Document extract:
========

Question

putting it together: gravity, mass, and distance
there is a gravitational force between a 1,500 kg car and a nearby 230 kg lawn mower. if the car were 750 kg instead, how would the gravitational force change?
$f = -g\frac{m_1m_2}{d^2}$
a fourth as much\ta half as much
it would be the same\ttwice as much

Explanation:

Step1: Identify the formula and variables

The gravitational force formula is \( F = -G\frac{m_1m_2}{d^2} \). Here, \( m_1 \) is the mass of the car, \( m_2 \) is the mass of the lawn mower, \( G \) is the gravitational constant, and \( d \) is the distance between them. We assume \( G \), \( m_2 \), and \( d \) remain constant.

Step2: Calculate the ratio of the new force to the original force

Let the original mass of the car be \( m_{1_{original}} = 1500 \, \text{kg} \) and the new mass be \( m_{1_{new}} = 750 \, \text{kg} \). The original force \( F_{original} = -G\frac{m_{1_{original}}m_2}{d^2} \), and the new force \( F_{new} = -G\frac{m_{1_{new}}m_2}{d^2} \).
To find the ratio \( \frac{F_{new}}{F_{original}} \), we divide the two equations:
\[
\frac{F_{new}}{F_{original}}=\frac{-G\frac{m_{1_{new}}m_2}{d^2}}{-G\frac{m_{1_{original}}m_2}{d^2}}
\]
The \( -G \), \( m_2 \), and \( d^2 \) terms cancel out, leaving:
\[
\frac{F_{new}}{F_{original}}=\frac{m_{1_{new}}}{m_{1_{original}}}
\]
Substitute \( m_{1_{new}} = 750 \, \text{kg} \) and \( m_{1_{original}} = 1500 \, \text{kg} \):
\[
\frac{F_{new}}{F_{original}}=\frac{750}{1500}=\frac{1}{2}
\]
This means the new force \( F_{new} \) is \( \frac{1}{2} \) of the original force \( F_{original} \), so the gravitational force becomes a half as much.

Answer:

a half as much

========

Information provided:
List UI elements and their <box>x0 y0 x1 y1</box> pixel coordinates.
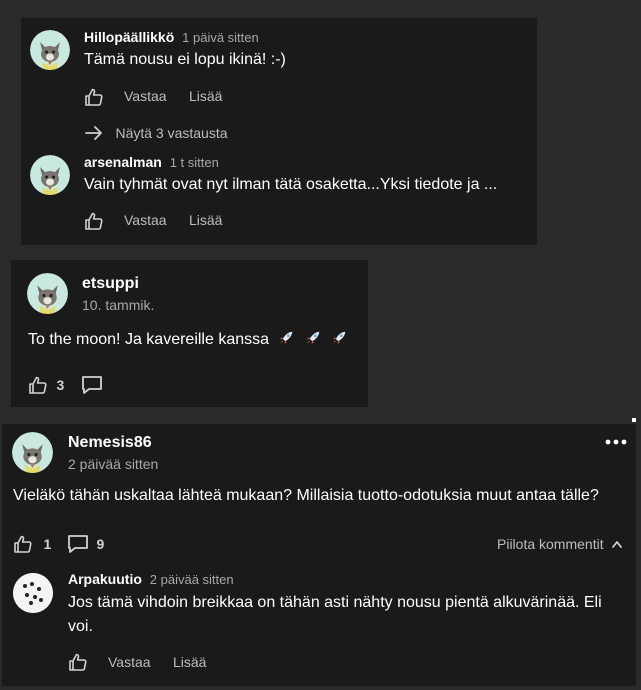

========

Problems and tasks:
(a) Answer these questions about the gravitational force problem:
(i) What is the mass of the lawn mower?
(ii) Which quantities are assumed to remain constant?
(iii) What value does the ratio of the new force to the original force come out to?
(b) Print the passage of the gravitational force problem between "Step1: Identify the" and "d \) remain constant.", inclusive.

Answers to the tasks:
(a)
(i) 230 kg
(ii) G, m₂ (the mass of the lawn mower), and d (the distance between the car and the lawn mower)
(iii) 1/2

(b)
Step1: Identify the formula and variables

The gravitational force formula is \( F = -G\frac{m_1m_2}{d^2} \). Here, \( m_1 \) is the mass of the car, \( m_2 \) is the mass of the lawn mower, \( G \) is the gravitational constant, and \( d \) is the distance between them. We assume \( G \), \( m_2 \), and \( d \) remain constant.